■ **To be done**
Extract all data as written.

■ **Records supplied**
····················
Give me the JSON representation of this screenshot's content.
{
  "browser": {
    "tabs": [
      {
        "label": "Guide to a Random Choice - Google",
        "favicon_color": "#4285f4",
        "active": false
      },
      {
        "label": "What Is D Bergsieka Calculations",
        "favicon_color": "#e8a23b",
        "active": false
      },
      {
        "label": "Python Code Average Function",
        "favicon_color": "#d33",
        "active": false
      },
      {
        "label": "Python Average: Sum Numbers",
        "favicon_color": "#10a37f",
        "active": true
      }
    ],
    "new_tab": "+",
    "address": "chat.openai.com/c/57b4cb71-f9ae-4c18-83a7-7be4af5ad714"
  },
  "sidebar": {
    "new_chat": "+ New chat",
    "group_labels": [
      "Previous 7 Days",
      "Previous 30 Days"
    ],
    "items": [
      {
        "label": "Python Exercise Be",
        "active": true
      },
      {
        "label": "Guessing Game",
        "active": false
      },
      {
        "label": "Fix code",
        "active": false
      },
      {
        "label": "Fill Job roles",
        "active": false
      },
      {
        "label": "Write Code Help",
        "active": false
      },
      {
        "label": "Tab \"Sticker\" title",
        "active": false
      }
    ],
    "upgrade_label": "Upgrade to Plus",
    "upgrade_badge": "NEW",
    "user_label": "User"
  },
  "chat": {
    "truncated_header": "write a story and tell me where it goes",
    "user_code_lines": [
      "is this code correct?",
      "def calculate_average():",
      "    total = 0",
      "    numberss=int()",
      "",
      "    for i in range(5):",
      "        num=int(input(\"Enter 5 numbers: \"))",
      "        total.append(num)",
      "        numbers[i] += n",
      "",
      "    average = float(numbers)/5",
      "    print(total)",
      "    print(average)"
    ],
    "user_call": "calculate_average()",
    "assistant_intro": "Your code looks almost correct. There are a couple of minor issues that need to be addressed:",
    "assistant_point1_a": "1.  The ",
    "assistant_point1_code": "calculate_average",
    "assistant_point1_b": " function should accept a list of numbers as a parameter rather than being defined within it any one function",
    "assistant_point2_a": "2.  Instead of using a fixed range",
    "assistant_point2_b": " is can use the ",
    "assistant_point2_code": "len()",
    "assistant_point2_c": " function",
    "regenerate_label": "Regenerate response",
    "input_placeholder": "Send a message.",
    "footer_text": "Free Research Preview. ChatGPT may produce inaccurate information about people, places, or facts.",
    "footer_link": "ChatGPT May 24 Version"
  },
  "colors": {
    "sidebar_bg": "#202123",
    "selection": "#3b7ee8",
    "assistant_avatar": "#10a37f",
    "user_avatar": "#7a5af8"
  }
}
····················
■ **Output of the exercise**
Give me the JSON representation of this screenshot's content.
{
  "browser": {
    "tabs": [
      {
        "label": "Guide to a Random Choice - Google",
        "favicon_color": "#4285f4",
        "active": false
      },
      {
        "label": "What Is D Bergsieka Calculations",
        "favicon_color": "#e8a23b",
        "active": false
      },
      {
        "label": "Python Code Average Function",
        "favicon_color": "#d33",
        "active": false
      },
      {
        "label": "Python Average: Sum Numbers",
        "favicon_color": "#10a37f",
        "active": true
      }
    ],
    "new_tab": "+",
    "address": "chat.openai.com/c/57b4cb71-f9ae-4c18-83a7-7be4af5ad714"
  },
  "sidebar": {
    "new_chat": "+ New chat",
    "group_labels": [
      "Previous 7 Days",
      "Previous 30 Days"
    ],
    "items": [
      {
        "label": "Python Exercise Be",
        "active": true
      },
      {
        "label": "Guessing Game",
        "active": false
      },
      {
        "label": "Fix code",
        "active": false
      },
      {
        "label": "Fill Job roles",
        "active": false
      },
      {
        "label": "Write Code Help",
        "active": false
      },
      {
        "label": "Tab \"Sticker\" title",
        "active": false
      }
    ],
    "upgrade_label": "Upgrade to Plus",
    "upgrade_badge": "NEW",
    "user_label": "User"
  },
  "chat": {
    "truncated_header": "write a story and tell me where it goes",
    "user_code_lines": [
      "is this code correct?",
      "def calculate_average():",
      "    total = 0",
      "    numberss=int()",
      "",
      "    for i in range(5):",
      "        num=int(input(\"Enter 5 numbers: \"))",
      "        total.append(num)",
      "        numbers[i] += n",
      "",
      "    average = float(numbers)/5",
      "    print(total)",
      "    print(average)"
    ],
    "user_call": "calculate_average()",
    "assistant_intro": "Your code looks almost correct. There are a couple of minor issues that need to be addressed:",
    "assistant_point1_a": "1.  The ",
    "assistant_point1_code": "calculate_average",
    "assistant_point1_b": " function should accept a list of numbers as a parameter rather than being defined within it any one function",
    "assistant_point2_a": "2.  Instead of using a fixed range",
    "assistant_point2_b": " is can use the ",
    "assistant_point2_code": "len()",
    "assistant_point2_c": " function",
    "regenerate_label": "Regenerate response",
    "input_placeholder": "Send a message.",
    "footer_text": "Free Research Preview. ChatGPT may produce inaccurate information about people, places, or facts.",
    "footer_link": "ChatGPT May 24 Version"
  },
  "colors": {
    "sidebar_bg": "#202123",
    "selection": "#3b7ee8",
    "assistant_avatar": "#10a37f",
    "user_avatar": "#7a5af8"
  }
}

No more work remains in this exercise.